● **WHAT YOU HAVE TO DO**
Reproduce all the material exactly, minus any pictures it holds.

● **TASK DATA**

## Start

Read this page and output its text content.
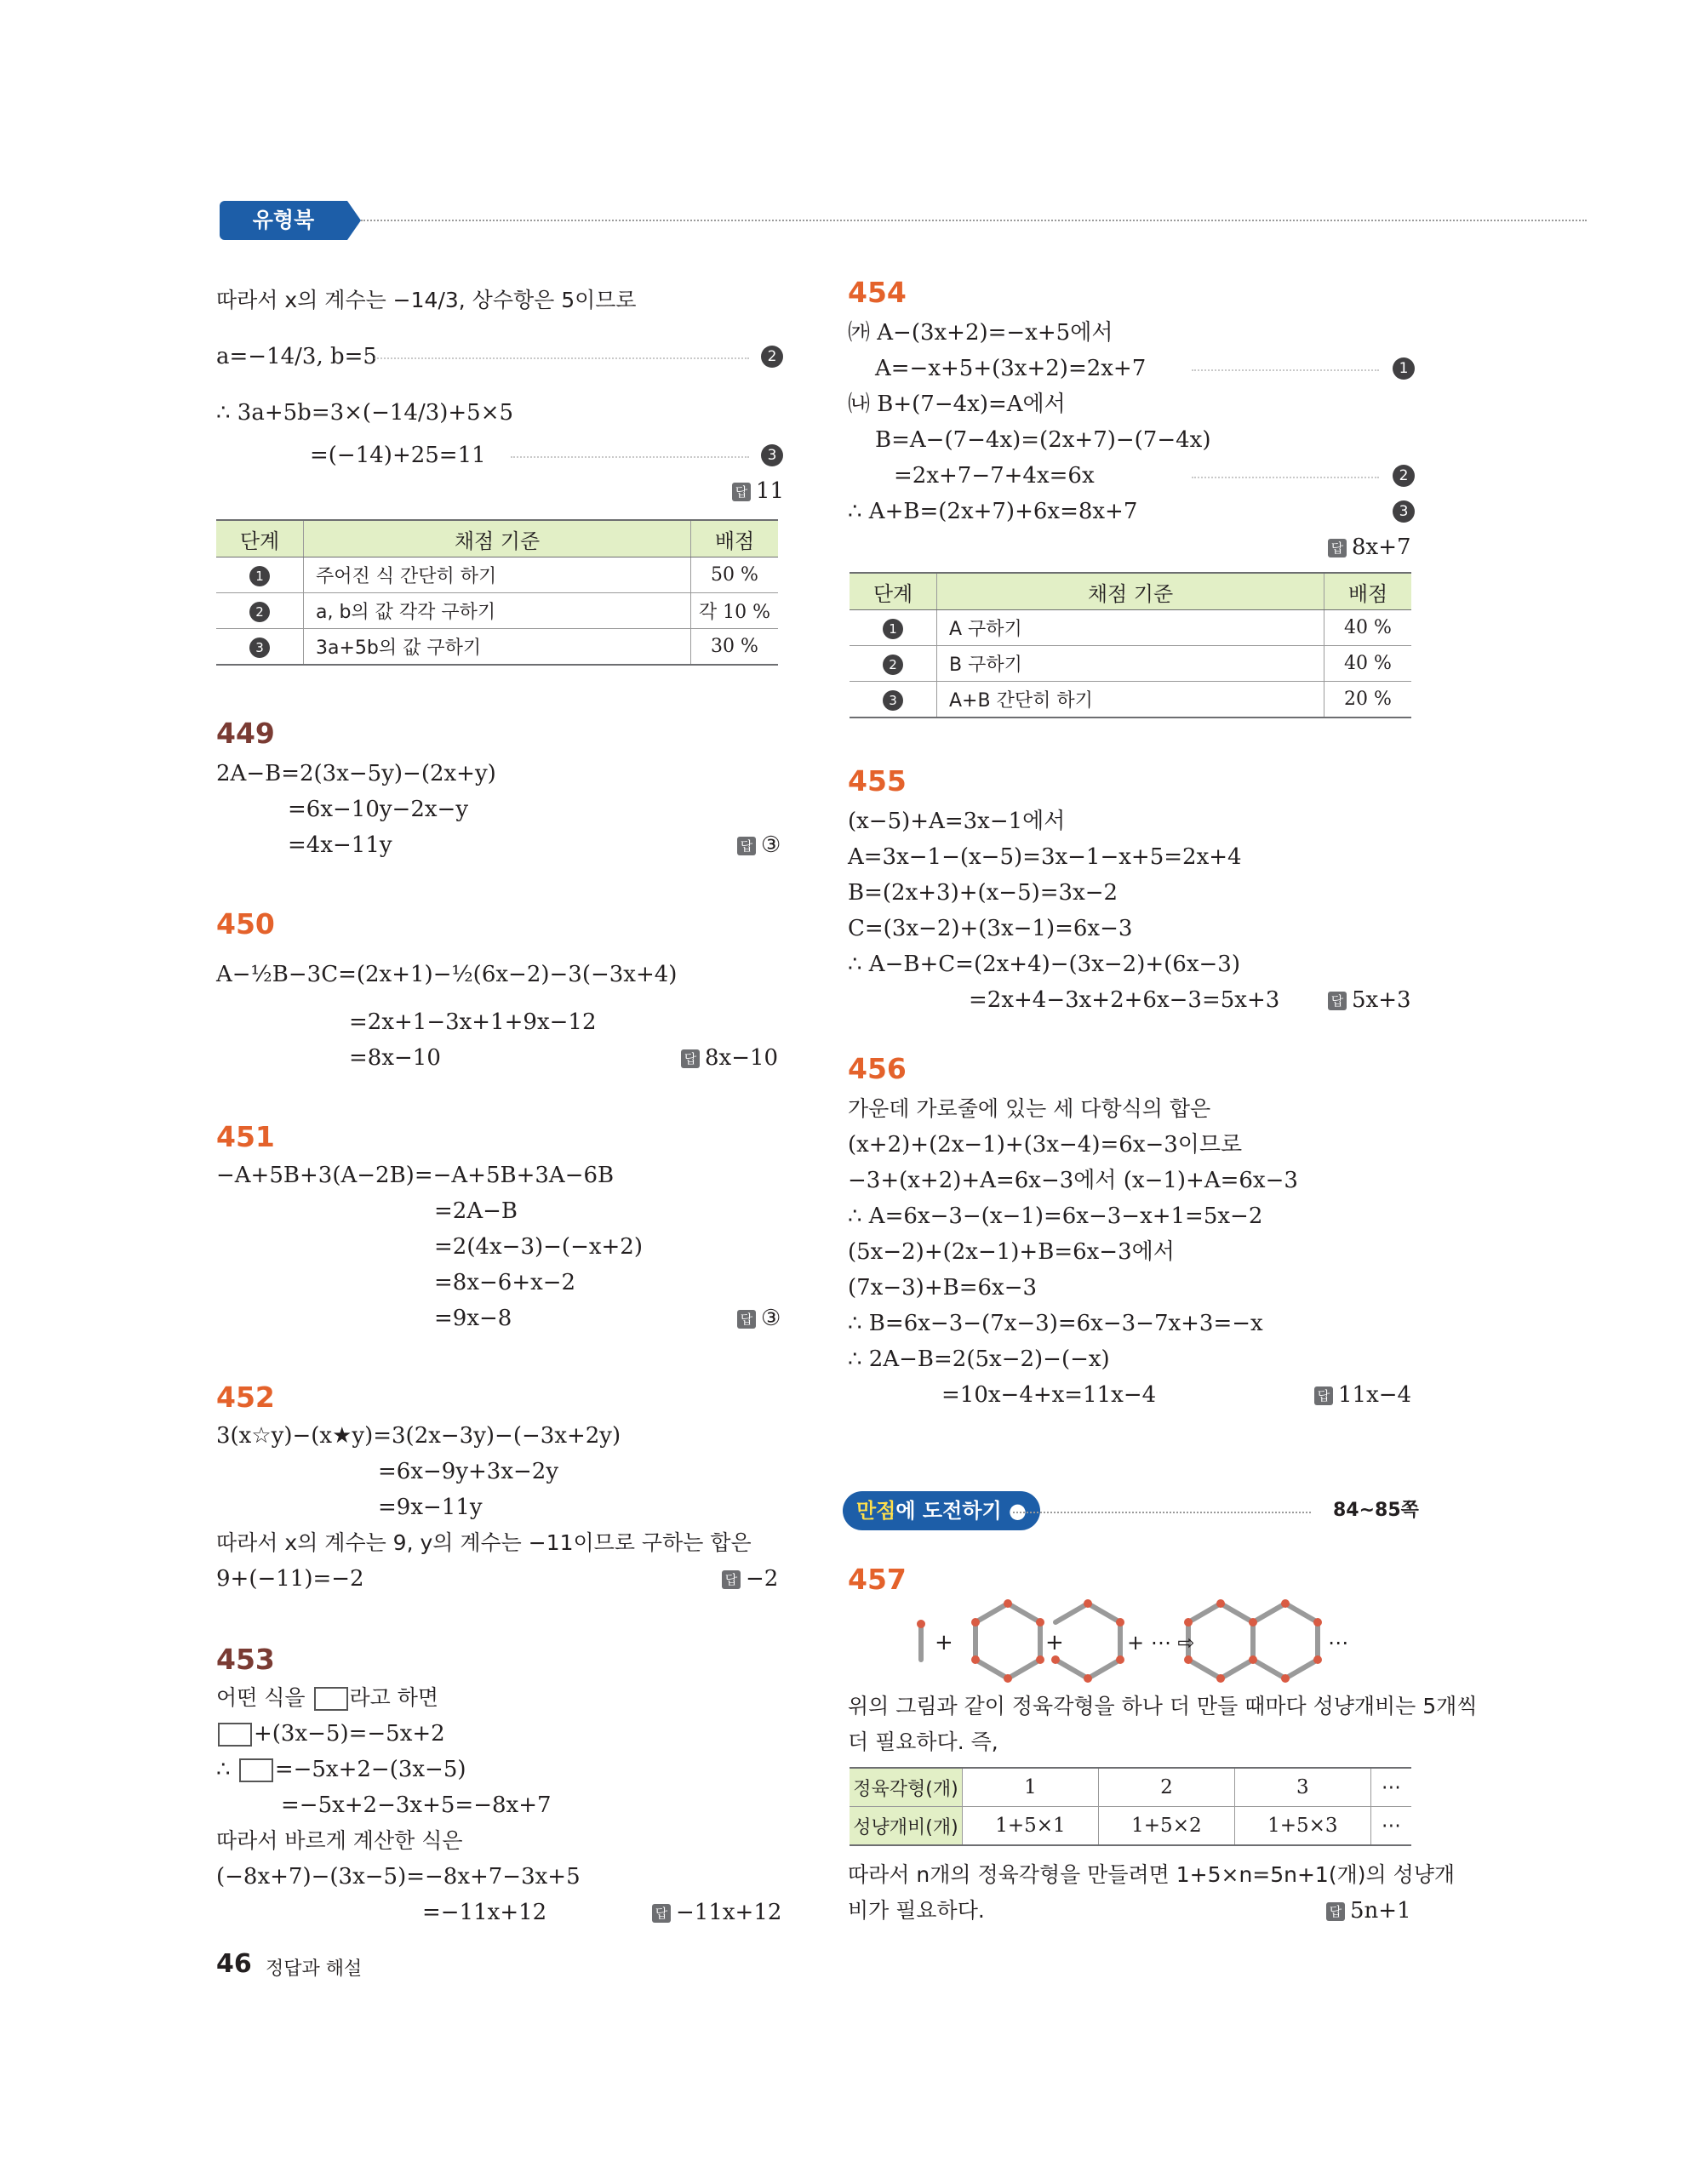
유형북
따라서 x의 계수는 −14/3, 상수항은 5이므로
a=−14/3, b=5	2
∴ 3a+5b=3×(−14/3)+5×5
=(−14)+25=11	3
답 11
단계	채점 기준	배점
1	주어진 식 간단히 하기	50 %
2	a, b의 값 각각 구하기	각 10 %
3	3a+5b의 값 구하기	30 %
449
2A−B=2(3x−5y)−(2x+y)
=6x−10y−2x−y
=4x−11y	답 ③
450
A−½B−3C=(2x+1)−½(6x−2)−3(−3x+4)
=2x+1−3x+1+9x−12
=8x−10	답 8x−10
451
−A+5B+3(A−2B)=−A+5B+3A−6B
=2A−B
=2(4x−3)−(−x+2)
=8x−6+x−2
=9x−8	답 ③
452
3(x☆y)−(x★y)=3(2x−3y)−(−3x+2y)
=6x−9y+3x−2y
=9x−11y
따라서 x의 계수는 9, y의 계수는 −11이므로 구하는 합은
9+(−11)=−2	답 −2
453
어떤 식을 라고 하면
+(3x−5)=−5x+2
∴ =−5x+2−(3x−5)
=−5x+2−3x+5=−8x+7
따라서 바르게 계산한 식은
(−8x+7)−(3x−5)=−8x+7−3x+5
=−11x+12	답 −11x+12
454
㈎ A−(3x+2)=−x+5에서
A=−x+5+(3x+2)=2x+7	1
㈏ B+(7−4x)=A에서
B=A−(7−4x)=(2x+7)−(7−4x)
=2x+7−7+4x=6x	2
∴ A+B=(2x+7)+6x=8x+7	3
답 8x+7
단계	채점 기준	배점
1	A 구하기	40 %
2	B 구하기	40 %
3	A+B 간단히 하기	20 %
455
(x−5)+A=3x−1에서
A=3x−1−(x−5)=3x−1−x+5=2x+4
B=(2x+3)+(x−5)=3x−2
C=(3x−2)+(3x−1)=6x−3
∴ A−B+C=(2x+4)−(3x−2)+(6x−3)
=2x+4−3x+2+6x−3=5x+3	답 5x+3
456
가운데 가로줄에 있는 세 다항식의 합은
(x+2)+(2x−1)+(3x−4)=6x−3이므로
−3+(x+2)+A=6x−3에서 (x−1)+A=6x−3
∴ A=6x−3−(x−1)=6x−3−x+1=5x−2
(5x−2)+(2x−1)+B=6x−3에서
(7x−3)+B=6x−3
∴ B=6x−3−(7x−3)=6x−3−7x+3=−x
∴ 2A−B=2(5x−2)−(−x)
=10x−4+x=11x−4	답 11x−4
만점에 도전하기 ●	84~85쪽
457
+	+	+ ⋯ ⇨	⋯
위의 그림과 같이 정육각형을 하나 더 만들 때마다 성냥개비는 5개씩
더 필요하다. 즉,
정육각형(개)	1	2	3	⋯
성냥개비(개)	1+5×1	1+5×2	1+5×3	⋯
따라서 n개의 정육각형을 만들려면 1+5×n=5n+1(개)의 성냥개
비가 필요하다.	답 5n+1
46 정답과 해설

## End

● **EXPECTED ANSWER**
Read this page and output its text content.
유형북
따라서 x의 계수는 −14/3, 상수항은 5이므로
a=−14/3, b=5	2
∴ 3a+5b=3×(−14/3)+5×5
=(−14)+25=11	3
답 11
단계	채점 기준	배점
1	주어진 식 간단히 하기	50 %
2	a, b의 값 각각 구하기	각 10 %
3	3a+5b의 값 구하기	30 %
449
2A−B=2(3x−5y)−(2x+y)
=6x−10y−2x−y
=4x−11y	답 ③
450
A−½B−3C=(2x+1)−½(6x−2)−3(−3x+4)
=2x+1−3x+1+9x−12
=8x−10	답 8x−10
451
−A+5B+3(A−2B)=−A+5B+3A−6B
=2A−B
=2(4x−3)−(−x+2)
=8x−6+x−2
=9x−8	답 ③
452
3(x☆y)−(x★y)=3(2x−3y)−(−3x+2y)
=6x−9y+3x−2y
=9x−11y
따라서 x의 계수는 9, y의 계수는 −11이므로 구하는 합은
9+(−11)=−2	답 −2
453
어떤 식을 라고 하면
+(3x−5)=−5x+2
∴ =−5x+2−(3x−5)
=−5x+2−3x+5=−8x+7
따라서 바르게 계산한 식은
(−8x+7)−(3x−5)=−8x+7−3x+5
=−11x+12	답 −11x+12
454
㈎ A−(3x+2)=−x+5에서
A=−x+5+(3x+2)=2x+7	1
㈏ B+(7−4x)=A에서
B=A−(7−4x)=(2x+7)−(7−4x)
=2x+7−7+4x=6x	2
∴ A+B=(2x+7)+6x=8x+7	3
답 8x+7
단계	채점 기준	배점
1	A 구하기	40 %
2	B 구하기	40 %
3	A+B 간단히 하기	20 %
455
(x−5)+A=3x−1에서
A=3x−1−(x−5)=3x−1−x+5=2x+4
B=(2x+3)+(x−5)=3x−2
C=(3x−2)+(3x−1)=6x−3
∴ A−B+C=(2x+4)−(3x−2)+(6x−3)
=2x+4−3x+2+6x−3=5x+3	답 5x+3
456
가운데 가로줄에 있는 세 다항식의 합은
(x+2)+(2x−1)+(3x−4)=6x−3이므로
−3+(x+2)+A=6x−3에서 (x−1)+A=6x−3
∴ A=6x−3−(x−1)=6x−3−x+1=5x−2
(5x−2)+(2x−1)+B=6x−3에서
(7x−3)+B=6x−3
∴ B=6x−3−(7x−3)=6x−3−7x+3=−x
∴ 2A−B=2(5x−2)−(−x)
=10x−4+x=11x−4	답 11x−4
만점에 도전하기 ●	84~85쪽
457
+	+	+ ⋯ ⇨	⋯
위의 그림과 같이 정육각형을 하나 더 만들 때마다 성냥개비는 5개씩
더 필요하다. 즉,
정육각형(개)	1	2	3	⋯
성냥개비(개)	1+5×1	1+5×2	1+5×3	⋯
따라서 n개의 정육각형을 만들려면 1+5×n=5n+1(개)의 성냥개
비가 필요하다.	답 5n+1
46 정답과 해설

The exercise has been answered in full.